Dataset excerpts

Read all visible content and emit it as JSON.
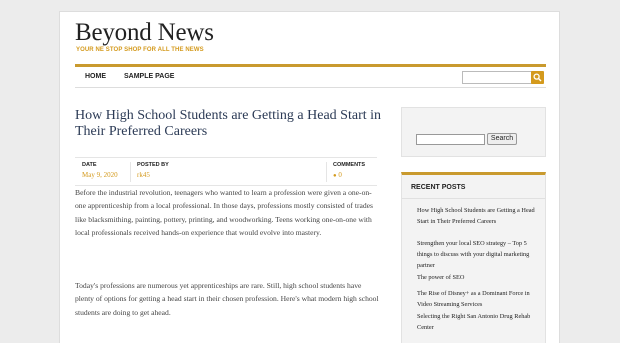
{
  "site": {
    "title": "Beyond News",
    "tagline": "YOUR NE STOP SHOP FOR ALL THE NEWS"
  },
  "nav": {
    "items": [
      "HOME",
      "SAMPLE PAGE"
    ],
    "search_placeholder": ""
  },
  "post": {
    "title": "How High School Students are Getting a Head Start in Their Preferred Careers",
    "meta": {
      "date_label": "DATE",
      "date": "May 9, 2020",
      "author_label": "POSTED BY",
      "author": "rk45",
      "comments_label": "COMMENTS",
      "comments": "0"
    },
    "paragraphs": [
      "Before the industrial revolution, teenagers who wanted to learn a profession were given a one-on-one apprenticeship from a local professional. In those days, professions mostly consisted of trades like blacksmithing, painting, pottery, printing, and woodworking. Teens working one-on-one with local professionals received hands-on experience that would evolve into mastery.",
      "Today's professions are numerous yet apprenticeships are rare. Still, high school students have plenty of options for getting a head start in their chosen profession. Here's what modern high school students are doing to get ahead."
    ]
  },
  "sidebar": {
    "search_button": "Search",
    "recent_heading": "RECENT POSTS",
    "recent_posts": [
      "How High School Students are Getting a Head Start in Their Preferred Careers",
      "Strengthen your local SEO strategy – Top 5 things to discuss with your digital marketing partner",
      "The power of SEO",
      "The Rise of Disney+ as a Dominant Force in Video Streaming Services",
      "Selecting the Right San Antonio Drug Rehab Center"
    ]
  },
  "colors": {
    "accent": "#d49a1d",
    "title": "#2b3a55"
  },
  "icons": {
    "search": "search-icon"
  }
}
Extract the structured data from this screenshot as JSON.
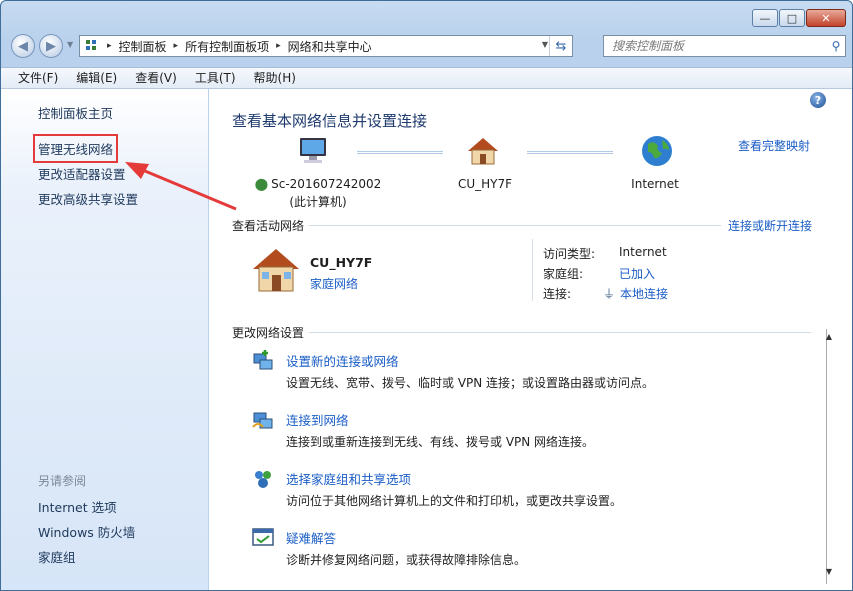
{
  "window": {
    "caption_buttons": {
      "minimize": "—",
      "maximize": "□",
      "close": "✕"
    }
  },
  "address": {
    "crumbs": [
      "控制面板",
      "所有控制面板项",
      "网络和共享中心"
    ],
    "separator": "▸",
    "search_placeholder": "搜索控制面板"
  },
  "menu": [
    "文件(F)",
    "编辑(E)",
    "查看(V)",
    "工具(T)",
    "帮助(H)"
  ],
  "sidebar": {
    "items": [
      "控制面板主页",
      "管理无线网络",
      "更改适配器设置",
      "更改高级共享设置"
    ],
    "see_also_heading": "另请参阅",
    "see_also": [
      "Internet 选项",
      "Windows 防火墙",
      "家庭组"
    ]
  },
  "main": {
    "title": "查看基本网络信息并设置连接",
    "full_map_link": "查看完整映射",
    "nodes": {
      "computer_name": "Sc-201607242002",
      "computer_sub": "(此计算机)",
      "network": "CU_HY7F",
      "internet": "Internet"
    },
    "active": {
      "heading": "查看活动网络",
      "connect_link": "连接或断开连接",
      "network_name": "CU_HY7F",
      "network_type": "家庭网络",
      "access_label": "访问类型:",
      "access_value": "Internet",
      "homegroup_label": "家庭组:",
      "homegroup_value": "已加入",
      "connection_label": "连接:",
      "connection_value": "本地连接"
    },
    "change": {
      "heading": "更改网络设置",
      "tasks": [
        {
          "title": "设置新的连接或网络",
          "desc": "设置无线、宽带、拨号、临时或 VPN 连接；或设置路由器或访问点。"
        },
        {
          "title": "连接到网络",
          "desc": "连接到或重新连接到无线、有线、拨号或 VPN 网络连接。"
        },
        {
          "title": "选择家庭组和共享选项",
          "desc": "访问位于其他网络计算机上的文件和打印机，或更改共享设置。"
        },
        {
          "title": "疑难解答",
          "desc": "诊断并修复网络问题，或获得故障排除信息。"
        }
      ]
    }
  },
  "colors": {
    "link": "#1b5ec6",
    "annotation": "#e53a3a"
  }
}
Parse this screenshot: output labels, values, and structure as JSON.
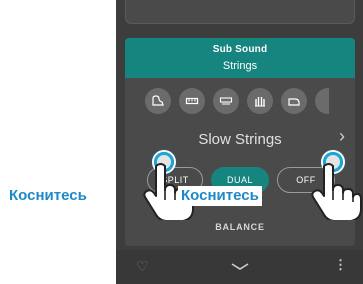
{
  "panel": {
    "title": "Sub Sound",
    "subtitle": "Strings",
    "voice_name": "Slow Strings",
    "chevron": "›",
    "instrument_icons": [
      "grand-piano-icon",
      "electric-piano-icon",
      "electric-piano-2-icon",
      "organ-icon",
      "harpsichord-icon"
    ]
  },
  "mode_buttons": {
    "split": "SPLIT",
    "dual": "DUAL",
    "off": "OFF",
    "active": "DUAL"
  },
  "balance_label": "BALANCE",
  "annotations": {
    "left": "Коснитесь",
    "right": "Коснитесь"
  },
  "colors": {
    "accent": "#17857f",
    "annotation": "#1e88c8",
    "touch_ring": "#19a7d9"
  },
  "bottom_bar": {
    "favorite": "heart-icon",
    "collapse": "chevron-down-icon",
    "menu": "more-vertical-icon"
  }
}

__What to do__. Return each line in the records that holds the string "screenshot".

__Task output__.
Extract the structured data from this screenshot as JSON.
Parse this screenshot: output labels, values, and structure as JSON.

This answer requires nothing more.